* Task instructions: Filter the listing below, copying every line in which the word "data" appears.

* Records supplied:
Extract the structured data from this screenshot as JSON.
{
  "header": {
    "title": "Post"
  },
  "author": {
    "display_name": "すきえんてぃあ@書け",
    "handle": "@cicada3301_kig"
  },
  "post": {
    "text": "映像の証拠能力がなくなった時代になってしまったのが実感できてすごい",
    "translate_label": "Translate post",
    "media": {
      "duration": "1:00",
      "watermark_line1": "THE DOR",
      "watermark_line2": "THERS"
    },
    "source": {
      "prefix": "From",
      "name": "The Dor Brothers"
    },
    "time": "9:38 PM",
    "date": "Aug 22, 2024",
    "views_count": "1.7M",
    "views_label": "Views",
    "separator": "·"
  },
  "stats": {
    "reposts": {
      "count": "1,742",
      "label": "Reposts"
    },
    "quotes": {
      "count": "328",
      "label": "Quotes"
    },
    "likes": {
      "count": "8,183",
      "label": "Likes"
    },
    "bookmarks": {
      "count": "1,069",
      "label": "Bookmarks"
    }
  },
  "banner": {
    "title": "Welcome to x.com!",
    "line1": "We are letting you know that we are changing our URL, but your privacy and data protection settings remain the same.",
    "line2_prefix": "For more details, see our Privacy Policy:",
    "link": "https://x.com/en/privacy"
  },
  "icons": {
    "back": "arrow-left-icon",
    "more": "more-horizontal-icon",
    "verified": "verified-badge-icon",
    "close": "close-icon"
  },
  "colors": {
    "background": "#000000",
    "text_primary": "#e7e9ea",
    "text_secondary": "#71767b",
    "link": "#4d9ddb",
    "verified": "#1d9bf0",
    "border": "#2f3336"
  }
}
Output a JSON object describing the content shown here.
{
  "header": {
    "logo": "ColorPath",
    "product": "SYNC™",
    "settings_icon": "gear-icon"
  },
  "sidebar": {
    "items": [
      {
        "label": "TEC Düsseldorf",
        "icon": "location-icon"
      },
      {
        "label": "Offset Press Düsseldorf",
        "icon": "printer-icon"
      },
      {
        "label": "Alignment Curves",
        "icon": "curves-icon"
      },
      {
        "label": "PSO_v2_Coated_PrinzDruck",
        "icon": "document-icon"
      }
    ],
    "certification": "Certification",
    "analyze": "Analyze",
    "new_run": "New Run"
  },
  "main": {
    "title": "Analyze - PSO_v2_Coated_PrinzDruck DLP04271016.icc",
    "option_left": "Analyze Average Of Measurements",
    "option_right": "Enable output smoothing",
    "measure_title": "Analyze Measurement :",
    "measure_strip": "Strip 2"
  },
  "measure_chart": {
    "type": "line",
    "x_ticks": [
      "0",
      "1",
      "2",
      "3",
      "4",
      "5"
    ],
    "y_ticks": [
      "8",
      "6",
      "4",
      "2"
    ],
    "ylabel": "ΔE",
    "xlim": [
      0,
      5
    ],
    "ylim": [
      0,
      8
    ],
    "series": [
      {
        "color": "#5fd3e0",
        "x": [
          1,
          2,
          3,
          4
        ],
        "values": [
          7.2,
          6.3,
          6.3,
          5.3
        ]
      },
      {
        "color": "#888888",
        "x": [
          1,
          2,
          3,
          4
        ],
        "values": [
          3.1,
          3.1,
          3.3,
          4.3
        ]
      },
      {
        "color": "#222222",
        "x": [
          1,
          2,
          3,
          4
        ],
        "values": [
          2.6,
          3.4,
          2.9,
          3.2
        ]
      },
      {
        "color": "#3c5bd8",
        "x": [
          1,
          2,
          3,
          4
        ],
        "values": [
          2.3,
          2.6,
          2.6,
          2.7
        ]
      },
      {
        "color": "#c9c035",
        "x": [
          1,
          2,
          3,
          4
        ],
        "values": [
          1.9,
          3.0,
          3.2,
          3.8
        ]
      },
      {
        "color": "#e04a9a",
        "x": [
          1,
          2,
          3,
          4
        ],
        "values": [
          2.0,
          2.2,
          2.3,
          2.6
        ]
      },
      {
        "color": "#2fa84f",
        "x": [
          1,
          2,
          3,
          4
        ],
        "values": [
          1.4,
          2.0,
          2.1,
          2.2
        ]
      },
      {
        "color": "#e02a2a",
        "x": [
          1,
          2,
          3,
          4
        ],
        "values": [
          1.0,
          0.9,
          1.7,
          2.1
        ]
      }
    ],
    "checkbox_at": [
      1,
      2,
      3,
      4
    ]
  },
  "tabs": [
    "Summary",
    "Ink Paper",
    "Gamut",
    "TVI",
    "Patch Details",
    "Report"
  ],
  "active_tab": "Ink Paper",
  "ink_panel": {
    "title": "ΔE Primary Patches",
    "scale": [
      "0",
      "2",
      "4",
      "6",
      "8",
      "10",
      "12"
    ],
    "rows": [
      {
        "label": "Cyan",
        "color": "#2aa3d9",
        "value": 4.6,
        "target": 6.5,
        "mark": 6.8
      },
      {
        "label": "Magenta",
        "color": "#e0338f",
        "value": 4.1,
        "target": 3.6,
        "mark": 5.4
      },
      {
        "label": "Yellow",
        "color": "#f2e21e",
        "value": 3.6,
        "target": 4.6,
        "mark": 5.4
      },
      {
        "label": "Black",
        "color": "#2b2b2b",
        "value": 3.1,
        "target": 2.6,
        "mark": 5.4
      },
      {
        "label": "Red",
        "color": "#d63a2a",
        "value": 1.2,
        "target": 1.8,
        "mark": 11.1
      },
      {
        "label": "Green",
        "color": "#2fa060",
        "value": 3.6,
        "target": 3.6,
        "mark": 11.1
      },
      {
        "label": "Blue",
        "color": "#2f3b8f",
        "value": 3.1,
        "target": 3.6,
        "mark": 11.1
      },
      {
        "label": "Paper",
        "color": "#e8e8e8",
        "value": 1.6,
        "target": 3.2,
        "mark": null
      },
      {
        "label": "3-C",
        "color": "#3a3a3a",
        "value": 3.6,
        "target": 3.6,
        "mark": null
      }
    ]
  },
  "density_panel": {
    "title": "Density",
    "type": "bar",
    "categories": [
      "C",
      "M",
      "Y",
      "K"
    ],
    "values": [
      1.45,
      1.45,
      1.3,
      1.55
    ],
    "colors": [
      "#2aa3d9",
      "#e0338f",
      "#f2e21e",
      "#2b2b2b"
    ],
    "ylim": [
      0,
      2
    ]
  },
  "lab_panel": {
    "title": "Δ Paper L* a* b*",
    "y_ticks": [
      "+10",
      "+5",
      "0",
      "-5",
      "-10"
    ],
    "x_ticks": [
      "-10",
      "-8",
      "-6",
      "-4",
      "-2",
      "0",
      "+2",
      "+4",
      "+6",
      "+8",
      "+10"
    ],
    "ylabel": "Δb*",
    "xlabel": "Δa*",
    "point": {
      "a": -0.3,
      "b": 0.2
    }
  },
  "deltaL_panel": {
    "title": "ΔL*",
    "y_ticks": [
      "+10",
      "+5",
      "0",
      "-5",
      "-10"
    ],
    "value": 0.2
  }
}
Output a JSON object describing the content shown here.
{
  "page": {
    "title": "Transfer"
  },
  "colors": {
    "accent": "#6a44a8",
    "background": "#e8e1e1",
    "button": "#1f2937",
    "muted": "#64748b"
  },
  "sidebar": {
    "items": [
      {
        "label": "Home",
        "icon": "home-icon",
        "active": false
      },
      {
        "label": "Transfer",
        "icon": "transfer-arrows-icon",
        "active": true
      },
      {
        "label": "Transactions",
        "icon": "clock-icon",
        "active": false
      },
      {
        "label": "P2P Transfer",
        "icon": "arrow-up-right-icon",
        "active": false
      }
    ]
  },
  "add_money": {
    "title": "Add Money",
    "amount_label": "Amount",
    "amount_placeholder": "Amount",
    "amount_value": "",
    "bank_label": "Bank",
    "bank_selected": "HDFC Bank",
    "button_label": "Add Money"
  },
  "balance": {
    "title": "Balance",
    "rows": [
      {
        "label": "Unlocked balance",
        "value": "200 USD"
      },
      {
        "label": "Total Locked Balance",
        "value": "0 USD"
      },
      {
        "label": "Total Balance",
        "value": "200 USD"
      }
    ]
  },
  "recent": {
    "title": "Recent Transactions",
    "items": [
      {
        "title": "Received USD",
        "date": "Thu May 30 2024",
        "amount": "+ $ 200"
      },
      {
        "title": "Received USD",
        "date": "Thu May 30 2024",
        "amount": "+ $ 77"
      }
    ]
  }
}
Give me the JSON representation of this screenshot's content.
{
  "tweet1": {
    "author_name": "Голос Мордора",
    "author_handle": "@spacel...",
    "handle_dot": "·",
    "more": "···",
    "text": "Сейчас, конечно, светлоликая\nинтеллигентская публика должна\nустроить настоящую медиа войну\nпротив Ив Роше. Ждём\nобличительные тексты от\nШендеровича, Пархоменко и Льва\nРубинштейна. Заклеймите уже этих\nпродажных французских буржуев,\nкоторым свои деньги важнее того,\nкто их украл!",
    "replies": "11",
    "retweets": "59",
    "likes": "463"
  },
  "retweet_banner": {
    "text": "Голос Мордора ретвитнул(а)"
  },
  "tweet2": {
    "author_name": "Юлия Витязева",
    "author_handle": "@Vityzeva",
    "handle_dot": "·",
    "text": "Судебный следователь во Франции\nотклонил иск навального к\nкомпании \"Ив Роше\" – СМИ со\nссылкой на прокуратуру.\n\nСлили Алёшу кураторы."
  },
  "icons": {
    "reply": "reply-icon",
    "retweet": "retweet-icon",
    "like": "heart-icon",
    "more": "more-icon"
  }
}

* Complete output:
Extract the structured data from this screenshot as JSON.
    "line1": "We are letting you know that we are changing our URL, but your privacy and data protection settings remain the same.",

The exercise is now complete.